Task – Please give the listing again, word for word, with nothing left out.

─── Exercise inputs

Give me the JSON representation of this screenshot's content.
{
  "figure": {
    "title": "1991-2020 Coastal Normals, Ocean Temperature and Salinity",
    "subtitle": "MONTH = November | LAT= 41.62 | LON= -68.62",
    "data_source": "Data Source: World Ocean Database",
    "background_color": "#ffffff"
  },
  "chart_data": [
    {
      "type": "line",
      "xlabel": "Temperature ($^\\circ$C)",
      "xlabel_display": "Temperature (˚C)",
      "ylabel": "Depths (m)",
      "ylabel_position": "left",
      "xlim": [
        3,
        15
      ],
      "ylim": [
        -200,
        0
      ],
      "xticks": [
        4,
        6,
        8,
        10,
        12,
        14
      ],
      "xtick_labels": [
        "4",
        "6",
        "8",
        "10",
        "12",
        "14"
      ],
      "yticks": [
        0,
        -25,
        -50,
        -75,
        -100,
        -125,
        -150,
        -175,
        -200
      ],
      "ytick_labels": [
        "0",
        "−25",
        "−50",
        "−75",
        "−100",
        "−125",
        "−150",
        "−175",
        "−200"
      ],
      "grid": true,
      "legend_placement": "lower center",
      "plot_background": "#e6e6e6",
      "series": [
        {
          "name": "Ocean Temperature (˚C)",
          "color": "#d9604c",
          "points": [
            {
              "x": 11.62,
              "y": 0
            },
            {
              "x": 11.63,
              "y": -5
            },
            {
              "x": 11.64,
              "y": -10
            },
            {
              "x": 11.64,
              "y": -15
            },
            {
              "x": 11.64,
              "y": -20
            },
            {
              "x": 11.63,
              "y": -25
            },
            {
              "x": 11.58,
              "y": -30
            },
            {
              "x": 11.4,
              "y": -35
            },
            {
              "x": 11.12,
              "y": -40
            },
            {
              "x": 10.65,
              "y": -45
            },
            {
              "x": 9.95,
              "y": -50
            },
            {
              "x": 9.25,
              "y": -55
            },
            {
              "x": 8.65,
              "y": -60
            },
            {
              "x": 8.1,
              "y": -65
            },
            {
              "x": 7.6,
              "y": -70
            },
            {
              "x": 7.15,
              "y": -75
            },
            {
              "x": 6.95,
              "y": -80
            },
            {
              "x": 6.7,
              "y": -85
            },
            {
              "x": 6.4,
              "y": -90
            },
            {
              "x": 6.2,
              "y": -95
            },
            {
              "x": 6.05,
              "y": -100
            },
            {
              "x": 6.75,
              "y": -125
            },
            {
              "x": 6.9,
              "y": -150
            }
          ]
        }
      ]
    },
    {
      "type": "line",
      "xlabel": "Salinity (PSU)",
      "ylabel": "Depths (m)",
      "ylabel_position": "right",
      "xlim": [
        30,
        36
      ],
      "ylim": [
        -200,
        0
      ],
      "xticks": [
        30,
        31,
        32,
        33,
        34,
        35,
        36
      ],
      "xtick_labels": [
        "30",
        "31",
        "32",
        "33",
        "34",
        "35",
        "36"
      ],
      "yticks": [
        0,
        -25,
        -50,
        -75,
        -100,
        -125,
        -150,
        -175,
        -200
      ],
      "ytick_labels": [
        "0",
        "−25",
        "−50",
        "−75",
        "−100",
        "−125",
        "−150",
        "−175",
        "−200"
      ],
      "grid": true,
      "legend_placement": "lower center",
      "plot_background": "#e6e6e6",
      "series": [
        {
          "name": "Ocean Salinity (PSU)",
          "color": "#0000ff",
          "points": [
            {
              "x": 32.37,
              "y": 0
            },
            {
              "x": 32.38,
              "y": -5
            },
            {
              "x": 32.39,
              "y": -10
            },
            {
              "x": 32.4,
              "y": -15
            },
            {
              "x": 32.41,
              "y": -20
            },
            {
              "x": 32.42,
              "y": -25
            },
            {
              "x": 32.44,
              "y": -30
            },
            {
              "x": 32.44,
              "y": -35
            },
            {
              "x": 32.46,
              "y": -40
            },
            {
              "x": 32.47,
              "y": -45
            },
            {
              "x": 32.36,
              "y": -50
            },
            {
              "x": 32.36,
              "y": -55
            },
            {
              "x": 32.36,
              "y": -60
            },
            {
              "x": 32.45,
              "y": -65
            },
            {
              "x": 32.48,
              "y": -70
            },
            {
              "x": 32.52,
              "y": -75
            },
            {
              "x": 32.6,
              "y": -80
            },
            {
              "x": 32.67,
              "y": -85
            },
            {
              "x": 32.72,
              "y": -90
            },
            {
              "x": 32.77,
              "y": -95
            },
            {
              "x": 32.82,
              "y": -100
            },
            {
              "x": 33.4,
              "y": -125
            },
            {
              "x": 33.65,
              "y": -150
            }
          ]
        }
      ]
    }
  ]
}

──────

Problem solution –
Give me the JSON representation of this screenshot's content.
{
  "figure": {
    "title": "1991-2020 Coastal Normals, Ocean Temperature and Salinity",
    "subtitle": "MONTH = November | LAT= 41.62 | LON= -68.62",
    "data_source": "Data Source: World Ocean Database",
    "background_color": "#ffffff"
  },
  "chart_data": [
    {
      "type": "line",
      "xlabel": "Temperature ($^\\circ$C)",
      "xlabel_display": "Temperature (˚C)",
      "ylabel": "Depths (m)",
      "ylabel_position": "left",
      "xlim": [
        3,
        15
      ],
      "ylim": [
        -200,
        0
      ],
      "xticks": [
        4,
        6,
        8,
        10,
        12,
        14
      ],
      "xtick_labels": [
        "4",
        "6",
        "8",
        "10",
        "12",
        "14"
      ],
      "yticks": [
        0,
        -25,
        -50,
        -75,
        -100,
        -125,
        -150,
        -175,
        -200
      ],
      "ytick_labels": [
        "0",
        "−25",
        "−50",
        "−75",
        "−100",
        "−125",
        "−150",
        "−175",
        "−200"
      ],
      "grid": true,
      "legend_placement": "lower center",
      "plot_background": "#e6e6e6",
      "series": [
        {
          "name": "Ocean Temperature (˚C)",
          "color": "#d9604c",
          "points": [
            {
              "x": 11.62,
              "y": 0
            },
            {
              "x": 11.63,
              "y": -5
            },
            {
              "x": 11.64,
              "y": -10
            },
            {
              "x": 11.64,
              "y": -15
            },
            {
              "x": 11.64,
              "y": -20
            },
            {
              "x": 11.63,
              "y": -25
            },
            {
              "x": 11.58,
              "y": -30
            },
            {
              "x": 11.4,
              "y": -35
            },
            {
              "x": 11.12,
              "y": -40
            },
            {
              "x": 10.65,
              "y": -45
            },
            {
              "x": 9.95,
              "y": -50
            },
            {
              "x": 9.25,
              "y": -55
            },
            {
              "x": 8.65,
              "y": -60
            },
            {
              "x": 8.1,
              "y": -65
            },
            {
              "x": 7.6,
              "y": -70
            },
            {
              "x": 7.15,
              "y": -75
            },
            {
              "x": 6.95,
              "y": -80
            },
            {
              "x": 6.7,
              "y": -85
            },
            {
              "x": 6.4,
              "y": -90
            },
            {
              "x": 6.2,
              "y": -95
            },
            {
              "x": 6.05,
              "y": -100
            },
            {
              "x": 6.75,
              "y": -125
            },
            {
              "x": 6.9,
              "y": -150
            }
          ]
        }
      ]
    },
    {
      "type": "line",
      "xlabel": "Salinity (PSU)",
      "ylabel": "Depths (m)",
      "ylabel_position": "right",
      "xlim": [
        30,
        36
      ],
      "ylim": [
        -200,
        0
      ],
      "xticks": [
        30,
        31,
        32,
        33,
        34,
        35,
        36
      ],
      "xtick_labels": [
        "30",
        "31",
        "32",
        "33",
        "34",
        "35",
        "36"
      ],
      "yticks": [
        0,
        -25,
        -50,
        -75,
        -100,
        -125,
        -150,
        -175,
        -200
      ],
      "ytick_labels": [
        "0",
        "−25",
        "−50",
        "−75",
        "−100",
        "−125",
        "−150",
        "−175",
        "−200"
      ],
      "grid": true,
      "legend_placement": "lower center",
      "plot_background": "#e6e6e6",
      "series": [
        {
          "name": "Ocean Salinity (PSU)",
          "color": "#0000ff",
          "points": [
            {
              "x": 32.37,
              "y": 0
            },
            {
              "x": 32.38,
              "y": -5
            },
            {
              "x": 32.39,
              "y": -10
            },
            {
              "x": 32.4,
              "y": -15
            },
            {
              "x": 32.41,
              "y": -20
            },
            {
              "x": 32.42,
              "y": -25
            },
            {
              "x": 32.44,
              "y": -30
            },
            {
              "x": 32.44,
              "y": -35
            },
            {
              "x": 32.46,
              "y": -40
            },
            {
              "x": 32.47,
              "y": -45
            },
            {
              "x": 32.36,
              "y": -50
            },
            {
              "x": 32.36,
              "y": -55
            },
            {
              "x": 32.36,
              "y": -60
            },
            {
              "x": 32.45,
              "y": -65
            },
            {
              "x": 32.48,
              "y": -70
            },
            {
              "x": 32.52,
              "y": -75
            },
            {
              "x": 32.6,
              "y": -80
            },
            {
              "x": 32.67,
              "y": -85
            },
            {
              "x": 32.72,
              "y": -90
            },
            {
              "x": 32.77,
              "y": -95
            },
            {
              "x": 32.82,
              "y": -100
            },
            {
              "x": 33.4,
              "y": -125
            },
            {
              "x": 33.65,
              "y": -150
            }
          ]
        }
      ]
    }
  ]
}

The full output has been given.